▶ **INSTRUCTION**: Wherever the string "this" appears in the listing, copy that line.

-------- DATA EXTRACT

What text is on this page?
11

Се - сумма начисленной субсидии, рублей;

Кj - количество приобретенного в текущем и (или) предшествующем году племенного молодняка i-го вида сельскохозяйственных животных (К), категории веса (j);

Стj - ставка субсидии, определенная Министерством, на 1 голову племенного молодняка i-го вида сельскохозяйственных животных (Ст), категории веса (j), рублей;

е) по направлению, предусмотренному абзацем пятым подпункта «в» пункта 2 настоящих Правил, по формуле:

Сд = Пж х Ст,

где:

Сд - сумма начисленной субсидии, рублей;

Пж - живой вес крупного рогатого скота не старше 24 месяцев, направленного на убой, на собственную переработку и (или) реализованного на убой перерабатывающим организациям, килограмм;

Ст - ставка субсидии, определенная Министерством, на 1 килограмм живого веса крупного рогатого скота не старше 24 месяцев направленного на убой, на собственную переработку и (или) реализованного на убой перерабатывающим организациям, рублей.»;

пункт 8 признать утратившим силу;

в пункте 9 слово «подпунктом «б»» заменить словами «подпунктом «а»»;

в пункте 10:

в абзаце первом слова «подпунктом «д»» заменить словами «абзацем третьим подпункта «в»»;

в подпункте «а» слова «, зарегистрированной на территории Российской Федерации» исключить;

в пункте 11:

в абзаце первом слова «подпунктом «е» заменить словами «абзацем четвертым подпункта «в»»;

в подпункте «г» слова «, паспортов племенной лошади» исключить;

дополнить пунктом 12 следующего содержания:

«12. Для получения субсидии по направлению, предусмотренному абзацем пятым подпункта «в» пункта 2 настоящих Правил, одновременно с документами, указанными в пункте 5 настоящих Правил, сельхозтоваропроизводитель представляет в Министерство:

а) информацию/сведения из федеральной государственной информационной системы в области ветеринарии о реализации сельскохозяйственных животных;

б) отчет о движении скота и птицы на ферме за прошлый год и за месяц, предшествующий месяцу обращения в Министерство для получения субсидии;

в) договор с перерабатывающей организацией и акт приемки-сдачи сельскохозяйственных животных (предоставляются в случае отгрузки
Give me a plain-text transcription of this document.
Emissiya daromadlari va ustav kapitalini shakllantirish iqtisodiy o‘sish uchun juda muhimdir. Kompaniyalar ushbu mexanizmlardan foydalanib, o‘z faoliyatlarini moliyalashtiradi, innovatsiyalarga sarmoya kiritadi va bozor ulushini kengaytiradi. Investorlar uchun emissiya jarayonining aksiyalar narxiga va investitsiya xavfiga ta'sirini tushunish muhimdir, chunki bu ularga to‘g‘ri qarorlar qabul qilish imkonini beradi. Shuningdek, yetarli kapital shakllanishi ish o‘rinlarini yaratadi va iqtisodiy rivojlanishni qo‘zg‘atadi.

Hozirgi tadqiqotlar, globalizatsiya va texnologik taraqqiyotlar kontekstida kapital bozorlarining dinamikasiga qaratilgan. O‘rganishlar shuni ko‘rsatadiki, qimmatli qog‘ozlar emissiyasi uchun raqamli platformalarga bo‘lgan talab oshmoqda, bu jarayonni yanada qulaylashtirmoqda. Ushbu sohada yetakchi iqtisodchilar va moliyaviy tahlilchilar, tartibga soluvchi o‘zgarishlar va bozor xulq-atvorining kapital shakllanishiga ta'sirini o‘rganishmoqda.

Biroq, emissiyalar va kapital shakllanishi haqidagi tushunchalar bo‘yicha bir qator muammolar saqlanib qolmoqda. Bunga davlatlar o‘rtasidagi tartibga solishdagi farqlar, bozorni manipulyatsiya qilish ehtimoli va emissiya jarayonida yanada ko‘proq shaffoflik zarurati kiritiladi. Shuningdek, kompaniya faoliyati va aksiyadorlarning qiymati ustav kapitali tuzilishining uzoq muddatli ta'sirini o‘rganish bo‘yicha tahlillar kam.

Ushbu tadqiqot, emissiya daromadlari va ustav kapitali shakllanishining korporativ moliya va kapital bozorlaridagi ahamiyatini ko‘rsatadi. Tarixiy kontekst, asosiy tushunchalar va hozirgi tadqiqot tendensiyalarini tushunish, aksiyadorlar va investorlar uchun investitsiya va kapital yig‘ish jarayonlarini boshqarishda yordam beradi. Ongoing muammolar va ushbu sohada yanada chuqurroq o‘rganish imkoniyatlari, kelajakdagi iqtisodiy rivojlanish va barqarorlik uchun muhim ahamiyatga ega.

----------------

▶ **RESPONSE TO THE EXERCISE**:
What text is on this page?
Give me a plain-text transcription of this document.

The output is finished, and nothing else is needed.